[Dataset records]
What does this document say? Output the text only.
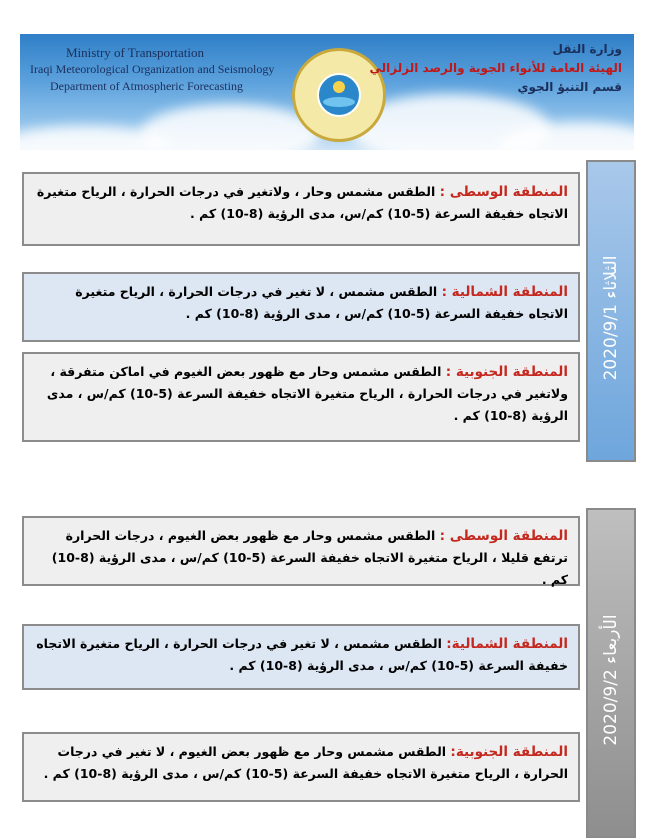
Ministry of Transportation
Iraqi Meteorological Organization and Seismology
Department of Atmospheric Forecasting
وزارة النقل
الهيئة العامة للأنواء الجوية والرصد الزلزالي
قسم التنبؤ الجوي
المنطقة الوسطى : الطقس مشمس وحار ، ولاتغير في درجات الحرارة ، الرياح متغيرة الاتجاه خفيفة السرعة (5-10) كم/س، مدى الرؤية (8-10) كم .
المنطقة الشمالية : الطقس مشمس ، لا تغير في درجات الحرارة ، الرياح متغيرة الاتجاه خفيفة السرعة (5-10) كم/س ، مدى الرؤية (8-10) كم .
المنطقة الجنوبية : الطقس مشمس وحار مع ظهور بعض الغيوم في اماكن متفرقة ، ولاتغير في درجات الحرارة ، الرياح متغيرة الاتجاه خفيفة السرعة (5-10) كم/س ، مدى الرؤية (8-10) كم .
2020/9/1 الثلاثاء
المنطقة الوسطى : الطقس مشمس وحار مع ظهور بعض الغيوم ، درجات الحرارة ترتفع قليلا ، الرياح متغيرة الاتجاه خفيفة السرعة (5-10) كم/س ، مدى الرؤية (8-10) كم .
المنطقة الشمالية: الطقس مشمس ، لا تغير في درجات الحرارة ، الرياح متغيرة الاتجاه خفيفة السرعة (5-10) كم/س ، مدى الرؤية (8-10) كم .
المنطقة الجنوبية: الطقس مشمس وحار مع ظهور بعض الغيوم ، لا تغير في درجات الحرارة ، الرياح متغيرة الاتجاه خفيفة السرعة (5-10) كم/س ، مدى الرؤية (8-10) كم .
2020/9/2 الأربعاء
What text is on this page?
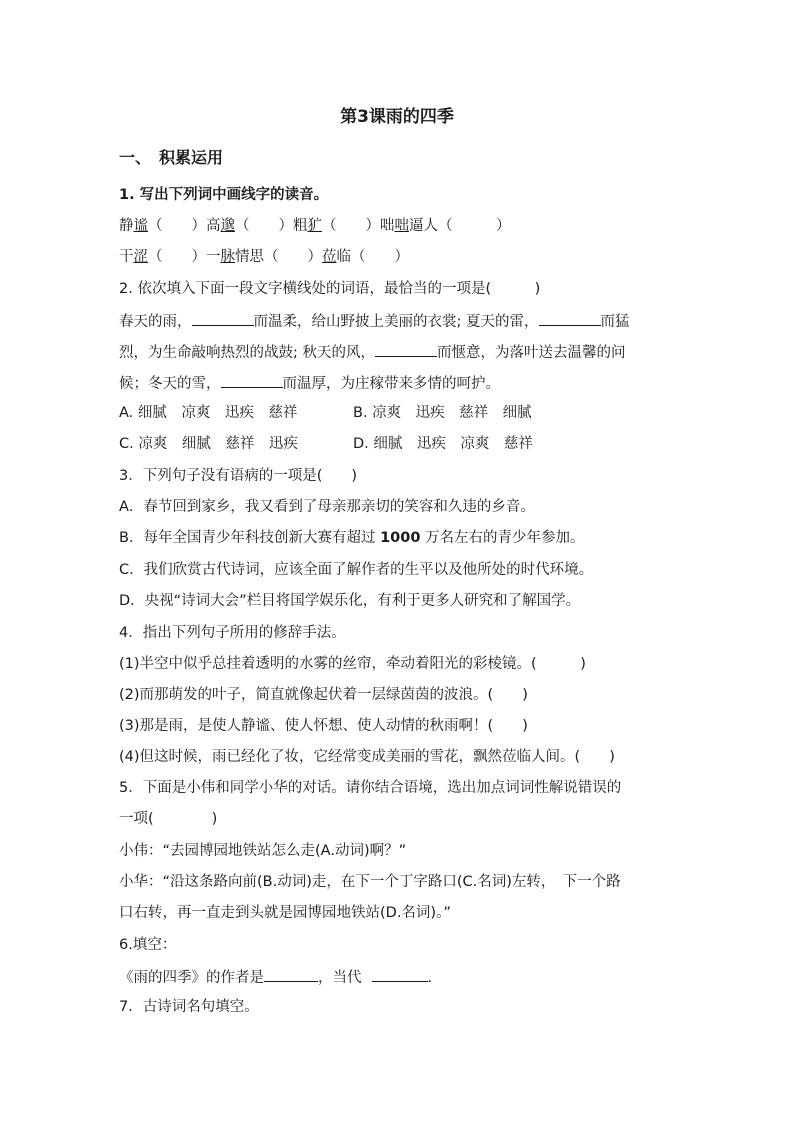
第3课雨的四季
一、　积累运用
1. 写出下列词中画线字的读音。
静谧（　　）高邈（　　）粗犷（　　）咄咄逼人（　　　）
干涩（　　）一脉情思（　　）莅临（　　）
2. 依次填入下面一段文字横线处的词语，最恰当的一项是(　　　)
春天的雨，	而温柔，给山野披上美丽的衣裳; 夏天的雷，	而猛
烈，为生命敲响热烈的战鼓; 秋天的风，	而惬意，为落叶送去温馨的问
候；冬天的雪，	而温厚，为庄稼带来多情的呵护。
A. 细腻　凉爽　迅疾　慈祥	B. 凉爽　迅疾　慈祥　细腻
C. 凉爽　细腻　慈祥　迅疾	D. 细腻　迅疾　凉爽　慈祥
3．下列句子没有语病的一项是(　　)
A．春节回到家乡，我又看到了母亲那亲切的笑容和久违的乡音。
B．每年全国青少年科技创新大赛有超过 1000 万名左右的青少年参加。
C．我们欣赏古代诗词，应该全面了解作者的生平以及他所处的时代环境。
D．央视“诗词大会”栏目将国学娱乐化，有利于更多人研究和了解国学。
4．指出下列句子所用的修辞手法。
(1)半空中似乎总挂着透明的水雾的丝帘，牵动着阳光的彩棱镜。(　　　)
(2)而那萌发的叶子，简直就像起伏着一层绿茵茵的波浪。(　　)
(3)那是雨，是使人静谧、使人怀想、使人动情的秋雨啊！(　　)
(4)但这时候，雨已经化了妆，它经常变成美丽的雪花，飘然莅临人间。(　　)
5．下面是小伟和同学小华的对话。请你结合语境，选出加点词词性解说错误的
一项(　　　　)
小伟：“去园博园地铁站怎么走(A.动词)啊？”
小华：“沿这条路向前(B.动词)走，在下一个丁字路口(C.名词)左转，　下一个路
口右转，再一直走到头就是园博园地铁站(D.名词)。”
6.填空：
《雨的四季》的作者是	，当代	.
7．古诗词名句填空。
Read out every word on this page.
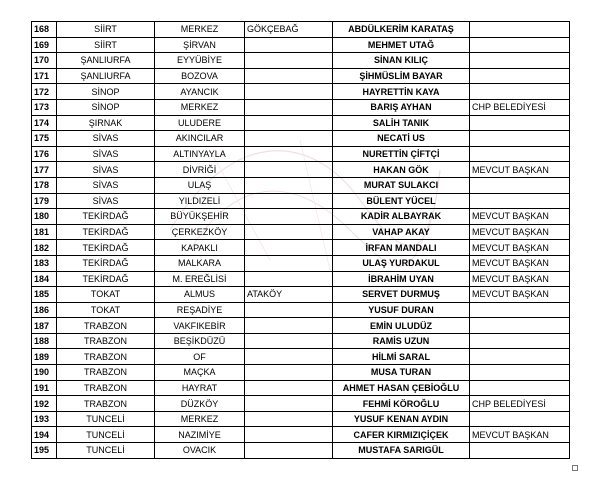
168	SİİRT	MERKEZ	GÖKÇEBAĞ	ABDÜLKERİM KARATAŞ	
169	SİİRT	ŞİRVAN		MEHMET UTAĞ	
170	ŞANLIURFA	EYYÜBİYE		SİNAN KILIÇ	
171	ŞANLIURFA	BOZOVA		ŞİHMÜSLİM BAYAR	
172	SİNOP	AYANCIK		HAYRETTİN KAYA	
173	SİNOP	MERKEZ		BARIŞ AYHAN	CHP BELEDİYESİ
174	ŞIRNAK	ULUDERE		SALİH TANIK	
175	SİVAS	AKINCILAR		NECATİ US	
176	SİVAS	ALTINYAYLA		NURETTİN ÇİFTÇİ	
177	SİVAS	DİVRİĞİ		HAKAN GÖK	MEVCUT BAŞKAN
178	SİVAS	ULAŞ		MURAT SULAKCI	
179	SİVAS	YILDIZELİ		BÜLENT YÜCEL	
180	TEKİRDAĞ	BÜYÜKŞEHİR		KADİR ALBAYRAK	MEVCUT BAŞKAN
181	TEKİRDAĞ	ÇERKEZKÖY		VAHAP AKAY	MEVCUT BAŞKAN
182	TEKİRDAĞ	KAPAKLI		İRFAN MANDALI	MEVCUT BAŞKAN
183	TEKİRDAĞ	MALKARA		ULAŞ YURDAKUL	MEVCUT BAŞKAN
184	TEKİRDAĞ	M. EREĞLİSİ		İBRAHİM UYAN	MEVCUT BAŞKAN
185	TOKAT	ALMUS	ATAKÖY	SERVET DURMUŞ	MEVCUT BAŞKAN
186	TOKAT	REŞADİYE		YUSUF DURAN	
187	TRABZON	VAKFIKEBİR		EMİN ULUDÜZ	
188	TRABZON	BEŞİKDÜZÜ		RAMİS UZUN	
189	TRABZON	OF		HİLMİ SARAL	
190	TRABZON	MAÇKA		MUSA TURAN	
191	TRABZON	HAYRAT		AHMET HASAN ÇEBİOĞLU	
192	TRABZON	DÜZKÖY		FEHMİ KÖROĞLU	CHP BELEDİYESİ
193	TUNCELİ	MERKEZ		YUSUF KENAN AYDIN	
194	TUNCELİ	NAZIMİYE		CAFER KIRMIZIÇİÇEK	MEVCUT BAŞKAN
195	TUNCELİ	OVACIK		MUSTAFA SARIGÜL	
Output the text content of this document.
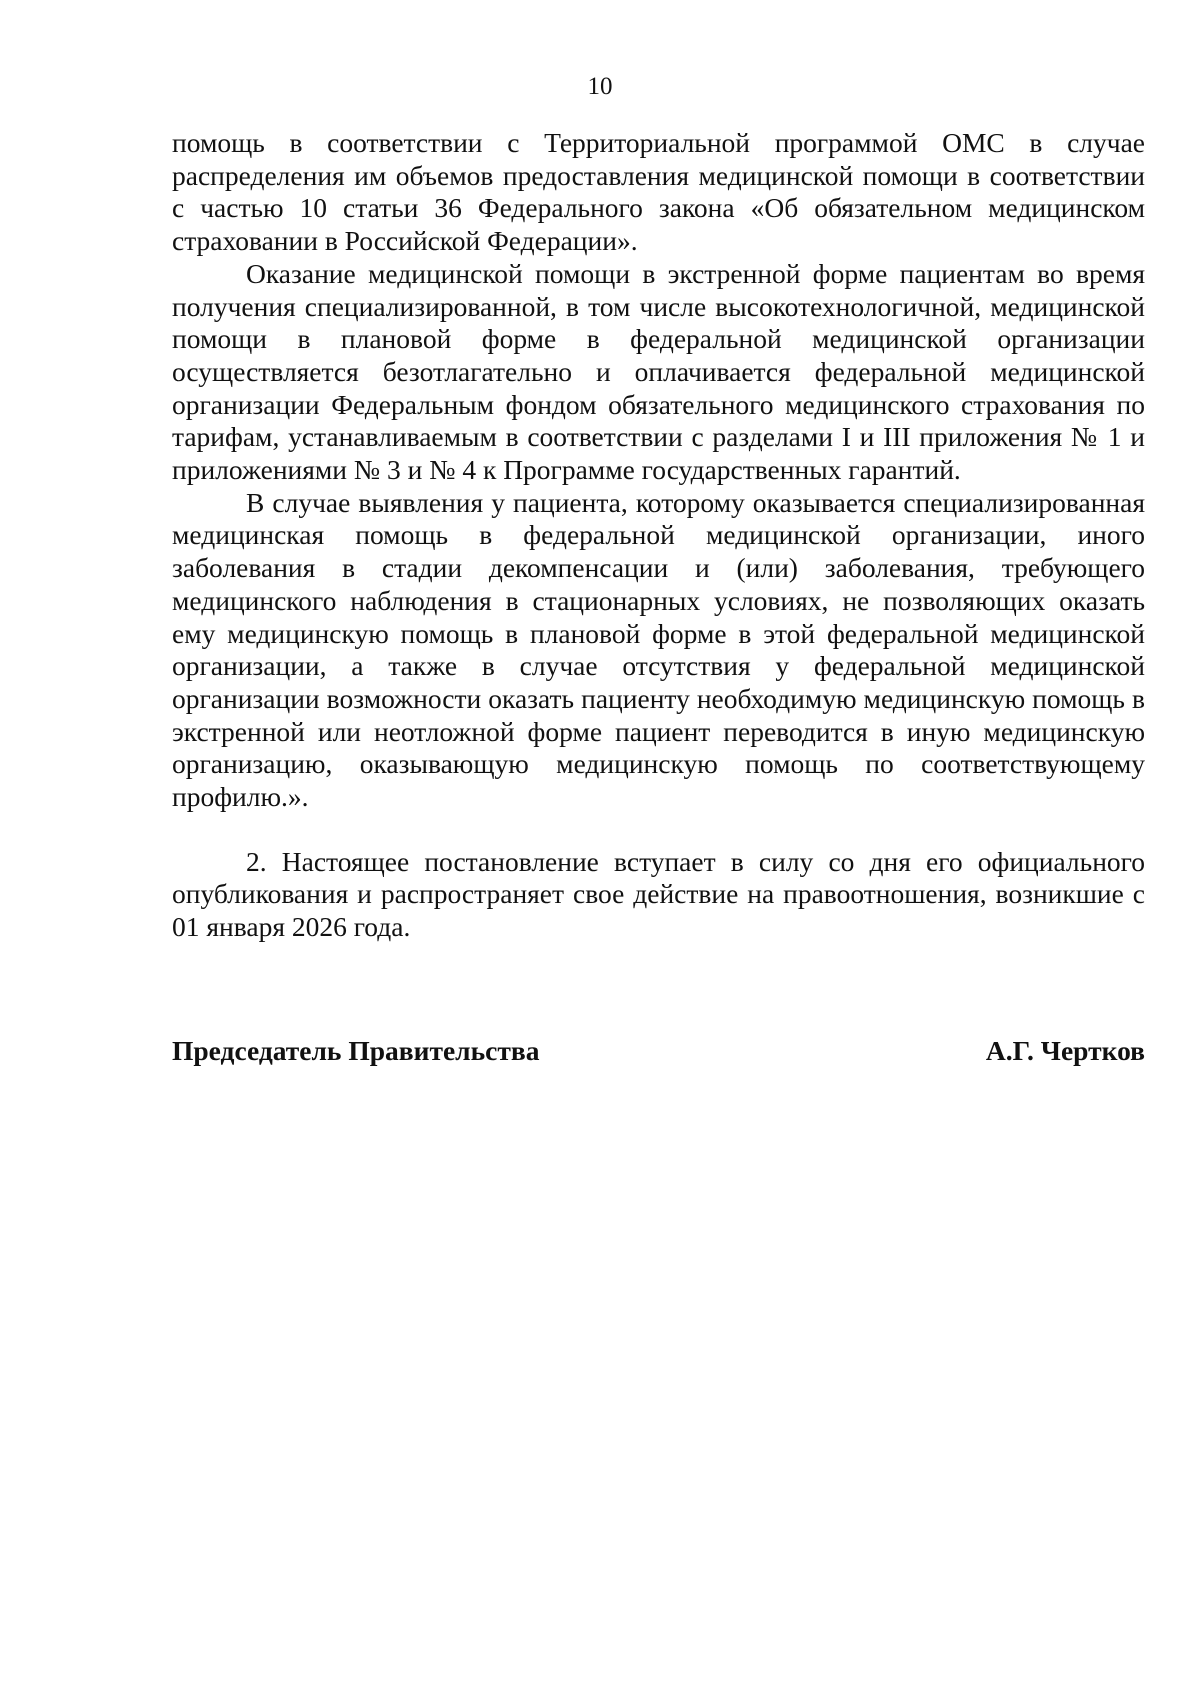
10

помощь в соответствии с Территориальной программой ОМС в случае распределения им объемов предоставления медицинской помощи в соответствии с частью 10 статьи 36 Федерального закона «Об обязательном медицинском страховании в Российской Федерации».

Оказание медицинской помощи в экстренной форме пациентам во время получения специализированной, в том числе высокотехнологичной, медицинской помощи в плановой форме в федеральной медицинской организации осуществляется безотлагательно и оплачивается федеральной медицинской организации Федеральным фондом обязательного медицинского страхования по тарифам, устанавливаемым в соответствии с разделами I и III приложения № 1 и приложениями № 3 и № 4 к Программе государственных гарантий.

В случае выявления у пациента, которому оказывается специализированная медицинская помощь в федеральной медицинской организации, иного заболевания в стадии декомпенсации и (или) заболевания, требующего медицинского наблюдения в стационарных условиях, не позволяющих оказать ему медицинскую помощь в плановой форме в этой федеральной медицинской организации, а также в случае отсутствия у федеральной медицинской организации возможности оказать пациенту необходимую медицинскую помощь в экстренной или неотложной форме пациент переводится в иную медицинскую организацию, оказывающую медицинскую помощь по соответствующему профилю.».

2. Настоящее постановление вступает в силу со дня его официального опубликования и распространяет свое действие на правоотношения, возникшие с 01 января 2026 года.

Председатель Правительства	А.Г. Чертков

**Exercise requirements**
The records above must be echoed exactly, minus their pictures.

**Task result**
What does this document say? Output the text only.
Ministry of Transportation
Iraqi Meteorological Organization and Seismology
Department of Atmospheric Forecasting
وزارة النقل
الهيئة العامة للأنواء الجوية والرصد الزلزالي
قسم التنبؤ الجوي
المنطقة الوسطى : الطقس مشمس وحار ، ولاتغير في درجات الحرارة ، الرياح متغيرة الاتجاه خفيفة السرعة (5-10) كم/س، مدى الرؤية (8-10) كم .
المنطقة الشمالية : الطقس مشمس ، لا تغير في درجات الحرارة ، الرياح متغيرة الاتجاه خفيفة السرعة (5-10) كم/س ، مدى الرؤية (8-10) كم .
المنطقة الجنوبية : الطقس مشمس وحار مع ظهور بعض الغيوم في اماكن متفرقة ، ولاتغير في درجات الحرارة ، الرياح متغيرة الاتجاه خفيفة السرعة (5-10) كم/س ، مدى الرؤية (8-10) كم .
2020/9/1 الثلاثاء
المنطقة الوسطى : الطقس مشمس وحار مع ظهور بعض الغيوم ، درجات الحرارة ترتفع قليلا ، الرياح متغيرة الاتجاه خفيفة السرعة (5-10) كم/س ، مدى الرؤية (8-10) كم .
المنطقة الشمالية: الطقس مشمس ، لا تغير في درجات الحرارة ، الرياح متغيرة الاتجاه خفيفة السرعة (5-10) كم/س ، مدى الرؤية (8-10) كم .
المنطقة الجنوبية: الطقس مشمس وحار مع ظهور بعض الغيوم ، لا تغير في درجات الحرارة ، الرياح متغيرة الاتجاه خفيفة السرعة (5-10) كم/س ، مدى الرؤية (8-10) كم .
2020/9/2 الأربعاء
What text is on this page?
第3课雨的四季
一、　积累运用
1. 写出下列词中画线字的读音。
静谧（　　）高邈（　　）粗犷（　　）咄咄逼人（　　　）
干涩（　　）一脉情思（　　）莅临（　　）
2. 依次填入下面一段文字横线处的词语，最恰当的一项是(　　　)
春天的雨，	而温柔，给山野披上美丽的衣裳; 夏天的雷，	而猛
烈，为生命敲响热烈的战鼓; 秋天的风，	而惬意，为落叶送去温馨的问
候；冬天的雪，	而温厚，为庄稼带来多情的呵护。
A. 细腻　凉爽　迅疾　慈祥	B. 凉爽　迅疾　慈祥　细腻
C. 凉爽　细腻　慈祥　迅疾	D. 细腻　迅疾　凉爽　慈祥
3．下列句子没有语病的一项是(　　)
A．春节回到家乡，我又看到了母亲那亲切的笑容和久违的乡音。
B．每年全国青少年科技创新大赛有超过 1000 万名左右的青少年参加。
C．我们欣赏古代诗词，应该全面了解作者的生平以及他所处的时代环境。
D．央视“诗词大会”栏目将国学娱乐化，有利于更多人研究和了解国学。
4．指出下列句子所用的修辞手法。
(1)半空中似乎总挂着透明的水雾的丝帘，牵动着阳光的彩棱镜。(　　　)
(2)而那萌发的叶子，简直就像起伏着一层绿茵茵的波浪。(　　)
(3)那是雨，是使人静谧、使人怀想、使人动情的秋雨啊！(　　)
(4)但这时候，雨已经化了妆，它经常变成美丽的雪花，飘然莅临人间。(　　)
5．下面是小伟和同学小华的对话。请你结合语境，选出加点词词性解说错误的
一项(　　　　)
小伟：“去园博园地铁站怎么走(A.动词)啊？”
小华：“沿这条路向前(B.动词)走，在下一个丁字路口(C.名词)左转，　下一个路
口右转，再一直走到头就是园博园地铁站(D.名词)。”
6.填空：
《雨的四季》的作者是	，当代	.
7．古诗词名句填空。
Read out every word on this page.
168	SİİRT	MERKEZ	GÖKÇEBAĞ	ABDÜLKERİM KARATAŞ	
169	SİİRT	ŞİRVAN		MEHMET UTAĞ	
170	ŞANLIURFA	EYYÜBİYE		SİNAN KILIÇ	
171	ŞANLIURFA	BOZOVA		ŞİHMÜSLİM BAYAR	
172	SİNOP	AYANCIK		HAYRETTİN KAYA	
173	SİNOP	MERKEZ		BARIŞ AYHAN	CHP BELEDİYESİ
174	ŞIRNAK	ULUDERE		SALİH TANIK	
175	SİVAS	AKINCILAR		NECATİ US	
176	SİVAS	ALTINYAYLA		NURETTİN ÇİFTÇİ	
177	SİVAS	DİVRİĞİ		HAKAN GÖK	MEVCUT BAŞKAN
178	SİVAS	ULAŞ		MURAT SULAKCI	
179	SİVAS	YILDIZELİ		BÜLENT YÜCEL	
180	TEKİRDAĞ	BÜYÜKŞEHİR		KADİR ALBAYRAK	MEVCUT BAŞKAN
181	TEKİRDAĞ	ÇERKEZKÖY		VAHAP AKAY	MEVCUT BAŞKAN
182	TEKİRDAĞ	KAPAKLI		İRFAN MANDALI	MEVCUT BAŞKAN
183	TEKİRDAĞ	MALKARA		ULAŞ YURDAKUL	MEVCUT BAŞKAN
184	TEKİRDAĞ	M. EREĞLİSİ		İBRAHİM UYAN	MEVCUT BAŞKAN
185	TOKAT	ALMUS	ATAKÖY	SERVET DURMUŞ	MEVCUT BAŞKAN
186	TOKAT	REŞADİYE		YUSUF DURAN	
187	TRABZON	VAKFIKEBİR		EMİN ULUDÜZ	
188	TRABZON	BEŞİKDÜZÜ		RAMİS UZUN	
189	TRABZON	OF		HİLMİ SARAL	
190	TRABZON	MAÇKA		MUSA TURAN	
191	TRABZON	HAYRAT		AHMET HASAN ÇEBİOĞLU	
192	TRABZON	DÜZKÖY		FEHMİ KÖROĞLU	CHP BELEDİYESİ
193	TUNCELİ	MERKEZ		YUSUF KENAN AYDIN	
194	TUNCELİ	NAZIMİYE		CAFER KIRMIZIÇİÇEK	MEVCUT BAŞKAN
195	TUNCELİ	OVACIK		MUSTAFA SARIGÜL	
Output the text content of this document.
10

помощь в соответствии с Территориальной программой ОМС в случае распределения им объемов предоставления медицинской помощи в соответствии с частью 10 статьи 36 Федерального закона «Об обязательном медицинском страховании в Российской Федерации».

Оказание медицинской помощи в экстренной форме пациентам во время получения специализированной, в том числе высокотехнологичной, медицинской помощи в плановой форме в федеральной медицинской организации осуществляется безотлагательно и оплачивается федеральной медицинской организации Федеральным фондом обязательного медицинского страхования по тарифам, устанавливаемым в соответствии с разделами I и III приложения № 1 и приложениями № 3 и № 4 к Программе государственных гарантий.

В случае выявления у пациента, которому оказывается специализированная медицинская помощь в федеральной медицинской организации, иного заболевания в стадии декомпенсации и (или) заболевания, требующего медицинского наблюдения в стационарных условиях, не позволяющих оказать ему медицинскую помощь в плановой форме в этой федеральной медицинской организации, а также в случае отсутствия у федеральной медицинской организации возможности оказать пациенту необходимую медицинскую помощь в экстренной или неотложной форме пациент переводится в иную медицинскую организацию, оказывающую медицинскую помощь по соответствующему профилю.».

2. Настоящее постановление вступает в силу со дня его официального опубликования и распространяет свое действие на правоотношения, возникшие с 01 января 2026 года.

Председатель Правительства	А.Г. Чертков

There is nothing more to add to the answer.